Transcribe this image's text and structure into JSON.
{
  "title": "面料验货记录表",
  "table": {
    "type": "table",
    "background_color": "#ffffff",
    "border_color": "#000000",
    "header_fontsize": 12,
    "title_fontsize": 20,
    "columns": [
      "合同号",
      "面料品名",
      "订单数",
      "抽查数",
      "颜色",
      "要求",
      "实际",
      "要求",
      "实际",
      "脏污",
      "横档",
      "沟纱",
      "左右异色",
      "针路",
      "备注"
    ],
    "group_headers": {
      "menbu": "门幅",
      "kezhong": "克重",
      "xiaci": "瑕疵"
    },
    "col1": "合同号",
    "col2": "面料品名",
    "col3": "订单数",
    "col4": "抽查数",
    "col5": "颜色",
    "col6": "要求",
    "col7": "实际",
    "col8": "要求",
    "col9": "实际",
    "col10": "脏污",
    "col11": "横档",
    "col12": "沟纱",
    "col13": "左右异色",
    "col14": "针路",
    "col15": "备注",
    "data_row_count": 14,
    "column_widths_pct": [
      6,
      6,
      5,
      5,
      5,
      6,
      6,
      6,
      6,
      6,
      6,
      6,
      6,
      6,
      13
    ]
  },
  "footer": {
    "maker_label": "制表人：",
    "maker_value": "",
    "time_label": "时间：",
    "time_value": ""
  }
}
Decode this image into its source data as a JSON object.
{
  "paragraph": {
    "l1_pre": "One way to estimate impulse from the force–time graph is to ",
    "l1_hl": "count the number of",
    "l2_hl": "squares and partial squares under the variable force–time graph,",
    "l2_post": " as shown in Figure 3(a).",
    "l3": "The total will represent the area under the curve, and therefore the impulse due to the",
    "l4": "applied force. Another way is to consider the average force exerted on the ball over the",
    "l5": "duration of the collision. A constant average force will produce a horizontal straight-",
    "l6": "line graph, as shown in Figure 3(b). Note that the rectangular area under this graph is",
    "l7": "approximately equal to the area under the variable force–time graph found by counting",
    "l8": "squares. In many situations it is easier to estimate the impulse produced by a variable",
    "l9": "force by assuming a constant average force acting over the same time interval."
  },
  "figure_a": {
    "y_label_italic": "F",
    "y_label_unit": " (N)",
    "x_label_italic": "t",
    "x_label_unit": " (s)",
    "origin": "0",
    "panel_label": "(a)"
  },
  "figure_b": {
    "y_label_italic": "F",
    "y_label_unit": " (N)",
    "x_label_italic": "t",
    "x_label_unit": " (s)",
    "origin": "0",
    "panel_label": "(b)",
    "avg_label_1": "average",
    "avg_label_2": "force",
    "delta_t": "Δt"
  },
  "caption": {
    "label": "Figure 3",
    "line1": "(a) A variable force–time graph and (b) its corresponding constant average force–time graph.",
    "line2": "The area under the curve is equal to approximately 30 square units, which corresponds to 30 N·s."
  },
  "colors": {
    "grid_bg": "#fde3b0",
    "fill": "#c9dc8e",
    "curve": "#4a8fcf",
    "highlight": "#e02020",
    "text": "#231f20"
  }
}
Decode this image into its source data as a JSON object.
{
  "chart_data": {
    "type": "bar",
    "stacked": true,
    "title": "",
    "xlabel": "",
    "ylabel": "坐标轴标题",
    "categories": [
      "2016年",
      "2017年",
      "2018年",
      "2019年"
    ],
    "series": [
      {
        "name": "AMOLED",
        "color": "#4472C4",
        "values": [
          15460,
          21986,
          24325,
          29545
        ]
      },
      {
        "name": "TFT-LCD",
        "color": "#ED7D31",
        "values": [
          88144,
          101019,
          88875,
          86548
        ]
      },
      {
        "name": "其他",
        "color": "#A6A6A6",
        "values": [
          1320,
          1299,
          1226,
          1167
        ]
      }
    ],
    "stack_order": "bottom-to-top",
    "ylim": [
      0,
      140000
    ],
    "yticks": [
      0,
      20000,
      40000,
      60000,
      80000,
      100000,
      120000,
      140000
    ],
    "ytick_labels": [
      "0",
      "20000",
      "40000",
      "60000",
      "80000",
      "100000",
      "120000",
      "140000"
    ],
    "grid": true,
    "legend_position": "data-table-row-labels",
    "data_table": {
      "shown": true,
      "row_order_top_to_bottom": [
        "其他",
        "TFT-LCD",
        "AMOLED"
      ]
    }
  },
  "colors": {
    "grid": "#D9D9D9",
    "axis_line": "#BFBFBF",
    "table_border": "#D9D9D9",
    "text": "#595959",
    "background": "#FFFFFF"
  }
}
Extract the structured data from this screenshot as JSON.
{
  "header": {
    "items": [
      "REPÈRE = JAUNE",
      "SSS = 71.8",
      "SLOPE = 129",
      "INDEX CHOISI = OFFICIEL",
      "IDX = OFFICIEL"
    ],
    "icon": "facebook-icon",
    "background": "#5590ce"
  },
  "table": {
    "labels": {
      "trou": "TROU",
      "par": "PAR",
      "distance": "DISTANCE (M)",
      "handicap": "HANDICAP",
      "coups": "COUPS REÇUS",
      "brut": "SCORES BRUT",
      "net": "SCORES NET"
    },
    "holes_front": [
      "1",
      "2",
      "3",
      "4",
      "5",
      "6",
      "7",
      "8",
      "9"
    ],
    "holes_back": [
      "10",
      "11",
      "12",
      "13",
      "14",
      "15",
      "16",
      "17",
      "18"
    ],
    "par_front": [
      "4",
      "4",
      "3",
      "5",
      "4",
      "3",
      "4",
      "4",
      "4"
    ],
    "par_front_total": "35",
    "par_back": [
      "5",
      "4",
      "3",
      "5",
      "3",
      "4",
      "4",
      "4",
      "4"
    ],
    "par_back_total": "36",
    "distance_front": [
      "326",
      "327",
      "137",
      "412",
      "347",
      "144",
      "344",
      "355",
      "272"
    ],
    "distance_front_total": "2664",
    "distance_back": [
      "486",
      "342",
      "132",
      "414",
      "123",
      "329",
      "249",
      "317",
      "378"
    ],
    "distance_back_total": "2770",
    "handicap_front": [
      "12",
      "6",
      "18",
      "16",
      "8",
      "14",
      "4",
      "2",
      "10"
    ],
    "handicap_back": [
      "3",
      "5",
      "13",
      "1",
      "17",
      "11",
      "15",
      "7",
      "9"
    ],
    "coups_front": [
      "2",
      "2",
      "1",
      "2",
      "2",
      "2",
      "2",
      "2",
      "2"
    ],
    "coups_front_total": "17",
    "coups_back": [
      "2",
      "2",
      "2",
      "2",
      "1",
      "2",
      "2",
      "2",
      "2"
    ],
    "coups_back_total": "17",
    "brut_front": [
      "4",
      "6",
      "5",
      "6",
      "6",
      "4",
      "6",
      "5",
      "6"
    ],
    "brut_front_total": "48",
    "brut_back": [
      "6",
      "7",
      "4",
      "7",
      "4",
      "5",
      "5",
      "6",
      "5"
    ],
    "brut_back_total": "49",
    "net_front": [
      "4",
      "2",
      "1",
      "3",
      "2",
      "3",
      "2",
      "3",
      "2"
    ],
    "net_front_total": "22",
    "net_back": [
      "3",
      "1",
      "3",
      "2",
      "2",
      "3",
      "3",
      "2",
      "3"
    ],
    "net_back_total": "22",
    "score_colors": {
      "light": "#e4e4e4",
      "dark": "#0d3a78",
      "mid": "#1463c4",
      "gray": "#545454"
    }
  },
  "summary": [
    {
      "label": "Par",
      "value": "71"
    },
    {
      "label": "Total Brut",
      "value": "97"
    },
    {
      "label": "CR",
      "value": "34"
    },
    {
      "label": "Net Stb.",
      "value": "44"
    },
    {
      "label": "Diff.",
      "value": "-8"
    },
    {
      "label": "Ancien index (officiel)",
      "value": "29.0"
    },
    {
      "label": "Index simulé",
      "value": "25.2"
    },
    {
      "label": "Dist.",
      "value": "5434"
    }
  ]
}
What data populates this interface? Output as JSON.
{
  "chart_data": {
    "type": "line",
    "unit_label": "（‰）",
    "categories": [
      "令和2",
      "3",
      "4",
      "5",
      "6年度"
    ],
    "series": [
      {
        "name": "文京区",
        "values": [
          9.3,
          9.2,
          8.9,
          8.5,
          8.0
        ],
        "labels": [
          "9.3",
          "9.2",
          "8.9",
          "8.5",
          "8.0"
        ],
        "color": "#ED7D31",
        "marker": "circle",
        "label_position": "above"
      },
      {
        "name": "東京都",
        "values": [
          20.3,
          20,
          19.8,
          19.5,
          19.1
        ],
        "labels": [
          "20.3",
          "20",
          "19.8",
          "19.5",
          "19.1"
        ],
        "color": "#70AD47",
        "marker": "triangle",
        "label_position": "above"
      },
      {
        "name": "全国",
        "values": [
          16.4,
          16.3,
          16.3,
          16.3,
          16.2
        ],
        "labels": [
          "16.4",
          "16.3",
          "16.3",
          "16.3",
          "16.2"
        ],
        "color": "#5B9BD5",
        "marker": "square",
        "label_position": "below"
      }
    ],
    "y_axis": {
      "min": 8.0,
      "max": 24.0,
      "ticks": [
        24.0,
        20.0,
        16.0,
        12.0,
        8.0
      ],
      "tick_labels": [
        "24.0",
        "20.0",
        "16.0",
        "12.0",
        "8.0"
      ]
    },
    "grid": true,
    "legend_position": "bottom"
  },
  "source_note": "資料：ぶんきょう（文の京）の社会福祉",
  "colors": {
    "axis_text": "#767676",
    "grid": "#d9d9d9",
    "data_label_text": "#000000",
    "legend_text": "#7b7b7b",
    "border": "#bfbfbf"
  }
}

+ + + + +

• _What the task asks_
Pull out every line containing "equal".

• _Reply_
    "l7": "approximately equal to the area under the variable force–time graph found by counting",
    "line2": "The area under the curve is equal to approximately 30 square units, which corresponds to 30 N·s."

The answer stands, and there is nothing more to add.